PAGE EXTRACT >>
3

I want to subset my data set between two distinct dates. I've loaded the data from a text file to R with ';' as separators.

x <- read.table("household_power_consumption.txt", sep = ";", header = TRUE)

head(x)

gives me this:

[head(x)][1]

The data set contains over 200000 lines so I need to subset the data of only two particular dates. So I tried this:

x[Date >= as.Date("2007-02-01") | Date <= as.Date("2007-02-02")]

But I see the following error:

Error in `[.data.frame`(x, Date >= as.Date("2007-02-01") | Date <= as.Date("2007-02-02")) : object 'Date' not found

So what is the problem here? How do I subset the data?

  • 2
    try `x[x$Date >= as.Date("2007-02-01") & x$Date <= as.Date("2007-02-02"),]` – RHertel Feb 07 '16 at 20:15
  • 2
    By default, `[.data.frame` does not operate within its frame. You need to replace `Date` with `x$Date`, or switch to, e.g., `data.table`, which _does_ operate within frame, or use `with`. – MichaelChirico Feb 07 '16 at 20:16
  • Also, 200,000 lines is getting into [`fread` territory](http://stackoverflow.com/a/15058684/3576984). – MichaelChirico Feb 07 '16 at 20:17

1 Answers1

2

There are a couple of problems in your code.

  1. As discussed in the comments, the subsetting of the data frame requires a different approach. Maybe the simplest one is to use x$Date instead of Date.
  2. You want to select two specific dates. For this you can either use

    x$Date == as.Date("2007-02-01") | x$Date == as.Date("2007-02-02")
    

    (connected with a logical OR), or

    x$Date >= as.Date("2007-02-01") & x$Date <= as.Date("2007-02-02")
    

    (connected with a logical AND). The version in your code selects any possible date and is therefore not useful.

  3. You did not specify the column(s) that you want to select. The purpose, I assume, is to select the entire row of the entries that correspond to your selection criterion. For this, you need to add a comma at the end, before closing the square bracket.

RECORD LIST >>
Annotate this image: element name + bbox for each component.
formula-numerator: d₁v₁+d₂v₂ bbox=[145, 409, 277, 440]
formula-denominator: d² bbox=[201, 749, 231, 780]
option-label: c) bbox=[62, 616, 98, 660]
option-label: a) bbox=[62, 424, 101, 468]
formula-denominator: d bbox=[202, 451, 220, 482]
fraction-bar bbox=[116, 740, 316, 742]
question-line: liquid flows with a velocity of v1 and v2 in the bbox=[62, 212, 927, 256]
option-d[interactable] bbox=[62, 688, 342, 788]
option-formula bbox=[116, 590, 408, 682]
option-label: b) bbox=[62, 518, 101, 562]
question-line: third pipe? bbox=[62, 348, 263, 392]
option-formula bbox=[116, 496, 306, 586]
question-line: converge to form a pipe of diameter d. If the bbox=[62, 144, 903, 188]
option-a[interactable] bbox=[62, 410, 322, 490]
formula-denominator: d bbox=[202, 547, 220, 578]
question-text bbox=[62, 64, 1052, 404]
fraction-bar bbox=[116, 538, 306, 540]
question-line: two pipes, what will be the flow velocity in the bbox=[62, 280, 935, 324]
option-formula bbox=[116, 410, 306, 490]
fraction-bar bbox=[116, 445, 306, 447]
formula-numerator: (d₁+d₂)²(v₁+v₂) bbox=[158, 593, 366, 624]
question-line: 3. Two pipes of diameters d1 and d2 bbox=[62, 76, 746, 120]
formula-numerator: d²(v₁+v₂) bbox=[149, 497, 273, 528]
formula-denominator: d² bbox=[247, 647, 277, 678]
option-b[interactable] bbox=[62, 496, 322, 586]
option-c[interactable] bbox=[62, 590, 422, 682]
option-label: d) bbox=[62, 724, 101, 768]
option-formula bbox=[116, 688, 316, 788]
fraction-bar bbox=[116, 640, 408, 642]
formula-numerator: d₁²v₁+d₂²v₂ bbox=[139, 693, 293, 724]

INSTRUCTION >>
Decide whether each statement agrees with the thread on subsetting by date. For each, answer yes or no and quote the words of the thread that settle it.
1. The asker's data set holds fewer than 100,000 lines.
2. The answer says the condition in the asker's code selects any possible date.
3. A comment says that `[.data.frame` operates within its frame by default.

PROBLEM SOLUTION >>
1. No: "The data set contains over 200000 lines"
2. Yes: "The version in your code selects any possible date and is therefore not useful."
3. No: "By default, `[.data.frame` does not operate within its frame."